THE TASK →
From the line containing "Extract all readable text from this page." down to the last line of the records below, copy every line exactly. Leave out everything before it.

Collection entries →
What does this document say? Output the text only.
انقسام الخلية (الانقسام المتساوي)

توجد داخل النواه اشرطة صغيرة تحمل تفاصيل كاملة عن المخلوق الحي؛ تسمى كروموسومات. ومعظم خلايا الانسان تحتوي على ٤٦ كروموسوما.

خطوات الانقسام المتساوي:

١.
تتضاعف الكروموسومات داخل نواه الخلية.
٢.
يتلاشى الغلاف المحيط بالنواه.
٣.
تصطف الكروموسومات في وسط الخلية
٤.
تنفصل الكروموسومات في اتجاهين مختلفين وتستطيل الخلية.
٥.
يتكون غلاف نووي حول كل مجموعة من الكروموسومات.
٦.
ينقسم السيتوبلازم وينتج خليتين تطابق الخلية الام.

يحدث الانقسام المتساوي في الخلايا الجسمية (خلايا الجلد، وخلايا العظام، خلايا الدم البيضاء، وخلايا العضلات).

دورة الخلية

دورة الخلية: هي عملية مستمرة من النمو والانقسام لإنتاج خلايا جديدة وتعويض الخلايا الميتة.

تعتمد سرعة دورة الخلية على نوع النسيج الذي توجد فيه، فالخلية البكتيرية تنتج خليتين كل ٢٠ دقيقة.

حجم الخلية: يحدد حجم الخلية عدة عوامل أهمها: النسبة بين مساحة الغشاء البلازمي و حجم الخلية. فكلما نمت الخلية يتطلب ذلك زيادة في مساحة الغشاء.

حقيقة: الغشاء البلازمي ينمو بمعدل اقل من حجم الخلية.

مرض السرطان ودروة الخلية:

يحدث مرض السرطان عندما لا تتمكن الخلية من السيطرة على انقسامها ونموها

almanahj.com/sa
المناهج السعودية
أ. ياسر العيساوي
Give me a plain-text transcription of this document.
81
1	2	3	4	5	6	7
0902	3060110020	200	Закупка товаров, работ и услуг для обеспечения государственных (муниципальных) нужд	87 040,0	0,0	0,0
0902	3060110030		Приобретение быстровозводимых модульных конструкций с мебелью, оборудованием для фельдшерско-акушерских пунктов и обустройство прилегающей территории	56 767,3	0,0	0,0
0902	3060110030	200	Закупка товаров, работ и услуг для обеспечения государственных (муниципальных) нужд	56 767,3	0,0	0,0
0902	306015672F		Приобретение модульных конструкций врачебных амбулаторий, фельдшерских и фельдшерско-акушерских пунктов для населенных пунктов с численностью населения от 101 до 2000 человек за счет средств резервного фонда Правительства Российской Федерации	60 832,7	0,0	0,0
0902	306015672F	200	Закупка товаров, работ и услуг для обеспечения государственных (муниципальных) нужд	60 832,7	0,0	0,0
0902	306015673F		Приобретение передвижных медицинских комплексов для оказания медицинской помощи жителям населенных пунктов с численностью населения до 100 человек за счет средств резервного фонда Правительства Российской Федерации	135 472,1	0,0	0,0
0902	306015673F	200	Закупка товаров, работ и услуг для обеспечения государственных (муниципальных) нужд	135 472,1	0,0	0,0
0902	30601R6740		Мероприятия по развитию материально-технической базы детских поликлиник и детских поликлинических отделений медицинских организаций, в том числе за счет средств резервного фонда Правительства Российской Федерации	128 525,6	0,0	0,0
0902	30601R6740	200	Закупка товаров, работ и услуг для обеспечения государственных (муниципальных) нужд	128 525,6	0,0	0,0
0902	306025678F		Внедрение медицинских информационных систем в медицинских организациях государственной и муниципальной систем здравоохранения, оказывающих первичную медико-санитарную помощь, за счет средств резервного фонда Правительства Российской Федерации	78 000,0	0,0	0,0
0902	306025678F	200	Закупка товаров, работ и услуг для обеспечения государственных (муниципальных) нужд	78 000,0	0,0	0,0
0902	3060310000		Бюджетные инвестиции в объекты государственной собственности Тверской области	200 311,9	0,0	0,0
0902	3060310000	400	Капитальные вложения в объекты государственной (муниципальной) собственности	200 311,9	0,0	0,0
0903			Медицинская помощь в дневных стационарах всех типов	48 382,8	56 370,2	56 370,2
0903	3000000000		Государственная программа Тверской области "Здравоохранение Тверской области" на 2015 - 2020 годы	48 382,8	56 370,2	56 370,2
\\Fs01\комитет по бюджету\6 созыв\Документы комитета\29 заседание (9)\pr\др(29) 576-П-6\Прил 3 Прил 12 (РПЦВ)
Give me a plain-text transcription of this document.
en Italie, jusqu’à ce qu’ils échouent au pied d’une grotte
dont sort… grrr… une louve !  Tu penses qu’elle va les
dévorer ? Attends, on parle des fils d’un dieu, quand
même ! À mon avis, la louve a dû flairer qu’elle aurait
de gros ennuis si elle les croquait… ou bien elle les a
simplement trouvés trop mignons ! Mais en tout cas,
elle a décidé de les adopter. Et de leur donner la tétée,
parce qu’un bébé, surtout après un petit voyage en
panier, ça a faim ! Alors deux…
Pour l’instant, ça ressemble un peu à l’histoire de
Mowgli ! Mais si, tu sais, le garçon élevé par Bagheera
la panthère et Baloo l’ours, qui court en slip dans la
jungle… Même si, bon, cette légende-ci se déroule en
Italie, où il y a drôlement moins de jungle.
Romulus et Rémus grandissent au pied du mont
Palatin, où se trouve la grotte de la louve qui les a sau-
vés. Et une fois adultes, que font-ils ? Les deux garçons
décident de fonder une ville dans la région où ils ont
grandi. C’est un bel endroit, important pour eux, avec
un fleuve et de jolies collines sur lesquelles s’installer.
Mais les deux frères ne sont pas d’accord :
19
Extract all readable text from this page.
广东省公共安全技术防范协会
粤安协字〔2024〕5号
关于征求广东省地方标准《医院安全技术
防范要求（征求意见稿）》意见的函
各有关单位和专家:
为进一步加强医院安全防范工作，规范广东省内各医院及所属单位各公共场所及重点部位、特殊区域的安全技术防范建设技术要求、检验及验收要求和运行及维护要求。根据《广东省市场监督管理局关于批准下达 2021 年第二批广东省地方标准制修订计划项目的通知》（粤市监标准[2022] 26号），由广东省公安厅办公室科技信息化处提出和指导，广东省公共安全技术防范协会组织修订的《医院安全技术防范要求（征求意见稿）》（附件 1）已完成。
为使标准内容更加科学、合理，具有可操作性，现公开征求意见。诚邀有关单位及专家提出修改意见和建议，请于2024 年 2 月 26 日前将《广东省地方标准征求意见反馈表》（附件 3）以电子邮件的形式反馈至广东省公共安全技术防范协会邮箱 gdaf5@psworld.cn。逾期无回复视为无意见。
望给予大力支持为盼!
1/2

FINISHED ANSWER →
Extract all readable text from this page.
广东省公共安全技术防范协会
粤安协字〔2024〕5号
关于征求广东省地方标准《医院安全技术
防范要求（征求意见稿）》意见的函
各有关单位和专家:
为进一步加强医院安全防范工作，规范广东省内各医院及所属单位各公共场所及重点部位、特殊区域的安全技术防范建设技术要求、检验及验收要求和运行及维护要求。根据《广东省市场监督管理局关于批准下达 2021 年第二批广东省地方标准制修订计划项目的通知》（粤市监标准[2022] 26号），由广东省公安厅办公室科技信息化处提出和指导，广东省公共安全技术防范协会组织修订的《医院安全技术防范要求（征求意见稿）》（附件 1）已完成。
为使标准内容更加科学、合理，具有可操作性，现公开征求意见。诚邀有关单位及专家提出修改意见和建议，请于2024 年 2 月 26 日前将《广东省地方标准征求意见反馈表》（附件 3）以电子邮件的形式反馈至广东省公共安全技术防范协会邮箱 gdaf5@psworld.cn。逾期无回复视为无意见。
望给予大力支持为盼!
1/2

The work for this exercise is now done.